• _Extracted material_

•••••

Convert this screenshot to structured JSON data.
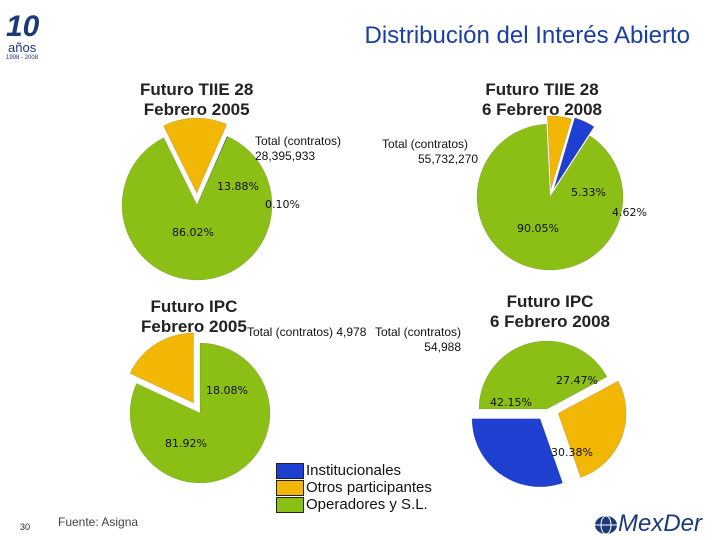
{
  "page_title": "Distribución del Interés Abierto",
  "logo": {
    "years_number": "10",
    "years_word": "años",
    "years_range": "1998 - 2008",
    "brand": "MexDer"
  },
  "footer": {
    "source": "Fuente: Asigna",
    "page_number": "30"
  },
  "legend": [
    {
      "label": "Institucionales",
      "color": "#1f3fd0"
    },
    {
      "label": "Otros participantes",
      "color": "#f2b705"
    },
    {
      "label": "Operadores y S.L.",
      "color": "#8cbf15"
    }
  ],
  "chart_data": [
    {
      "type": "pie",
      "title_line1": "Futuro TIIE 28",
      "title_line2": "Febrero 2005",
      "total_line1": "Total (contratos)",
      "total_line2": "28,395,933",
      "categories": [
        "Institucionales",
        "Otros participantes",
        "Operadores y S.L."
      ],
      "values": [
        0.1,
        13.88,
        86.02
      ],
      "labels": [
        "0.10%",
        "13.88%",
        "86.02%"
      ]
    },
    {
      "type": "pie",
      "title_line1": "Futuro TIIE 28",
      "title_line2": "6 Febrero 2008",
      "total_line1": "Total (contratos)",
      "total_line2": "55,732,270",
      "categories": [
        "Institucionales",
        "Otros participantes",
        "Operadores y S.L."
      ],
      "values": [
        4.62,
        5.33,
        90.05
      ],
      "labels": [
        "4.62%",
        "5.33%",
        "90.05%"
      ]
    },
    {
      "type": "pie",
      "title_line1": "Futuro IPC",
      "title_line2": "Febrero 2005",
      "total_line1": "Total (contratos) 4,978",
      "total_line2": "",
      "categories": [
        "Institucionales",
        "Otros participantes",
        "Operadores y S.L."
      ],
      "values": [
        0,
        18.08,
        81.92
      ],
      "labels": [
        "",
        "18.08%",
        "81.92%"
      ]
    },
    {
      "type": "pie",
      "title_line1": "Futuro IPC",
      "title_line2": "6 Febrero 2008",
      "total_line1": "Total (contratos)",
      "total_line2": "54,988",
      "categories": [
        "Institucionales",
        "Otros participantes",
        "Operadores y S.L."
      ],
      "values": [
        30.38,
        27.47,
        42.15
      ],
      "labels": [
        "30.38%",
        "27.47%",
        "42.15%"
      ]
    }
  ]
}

•••••

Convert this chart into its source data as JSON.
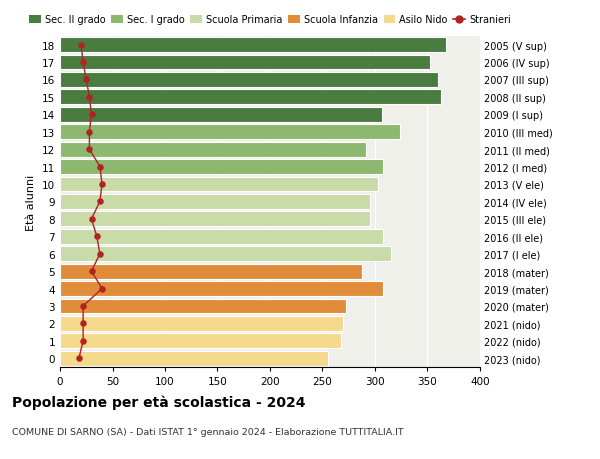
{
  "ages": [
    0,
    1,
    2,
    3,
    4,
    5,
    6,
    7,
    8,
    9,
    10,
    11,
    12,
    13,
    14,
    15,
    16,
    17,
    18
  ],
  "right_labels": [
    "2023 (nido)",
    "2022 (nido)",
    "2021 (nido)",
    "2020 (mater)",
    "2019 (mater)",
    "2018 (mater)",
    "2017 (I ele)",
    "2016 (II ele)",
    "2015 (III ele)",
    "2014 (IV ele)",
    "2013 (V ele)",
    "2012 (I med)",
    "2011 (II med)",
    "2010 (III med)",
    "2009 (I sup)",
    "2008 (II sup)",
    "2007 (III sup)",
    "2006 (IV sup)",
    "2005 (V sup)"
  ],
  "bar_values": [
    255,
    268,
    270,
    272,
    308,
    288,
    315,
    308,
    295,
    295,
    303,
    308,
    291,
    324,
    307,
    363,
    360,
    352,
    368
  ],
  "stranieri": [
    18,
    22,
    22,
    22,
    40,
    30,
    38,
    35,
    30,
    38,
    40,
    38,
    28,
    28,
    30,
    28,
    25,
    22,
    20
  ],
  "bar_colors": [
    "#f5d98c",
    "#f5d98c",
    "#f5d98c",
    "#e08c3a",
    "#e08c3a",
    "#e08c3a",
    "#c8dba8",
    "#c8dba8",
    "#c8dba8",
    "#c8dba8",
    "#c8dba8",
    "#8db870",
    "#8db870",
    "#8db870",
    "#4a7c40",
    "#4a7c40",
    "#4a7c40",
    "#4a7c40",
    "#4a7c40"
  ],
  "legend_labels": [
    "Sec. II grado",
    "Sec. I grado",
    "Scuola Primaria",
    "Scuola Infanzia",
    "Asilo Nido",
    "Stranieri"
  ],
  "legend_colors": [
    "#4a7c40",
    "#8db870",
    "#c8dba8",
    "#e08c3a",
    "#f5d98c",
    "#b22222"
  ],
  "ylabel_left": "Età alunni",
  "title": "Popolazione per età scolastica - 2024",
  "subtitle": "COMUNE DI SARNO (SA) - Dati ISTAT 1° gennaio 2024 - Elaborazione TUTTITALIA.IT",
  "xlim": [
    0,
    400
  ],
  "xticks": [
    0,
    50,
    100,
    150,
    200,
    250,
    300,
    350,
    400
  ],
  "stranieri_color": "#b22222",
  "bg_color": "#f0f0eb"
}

•••••

• _What is asked_
Give the count of lines in the data above that hold the string "Convert", with no additional words.

• _Solved problem_
2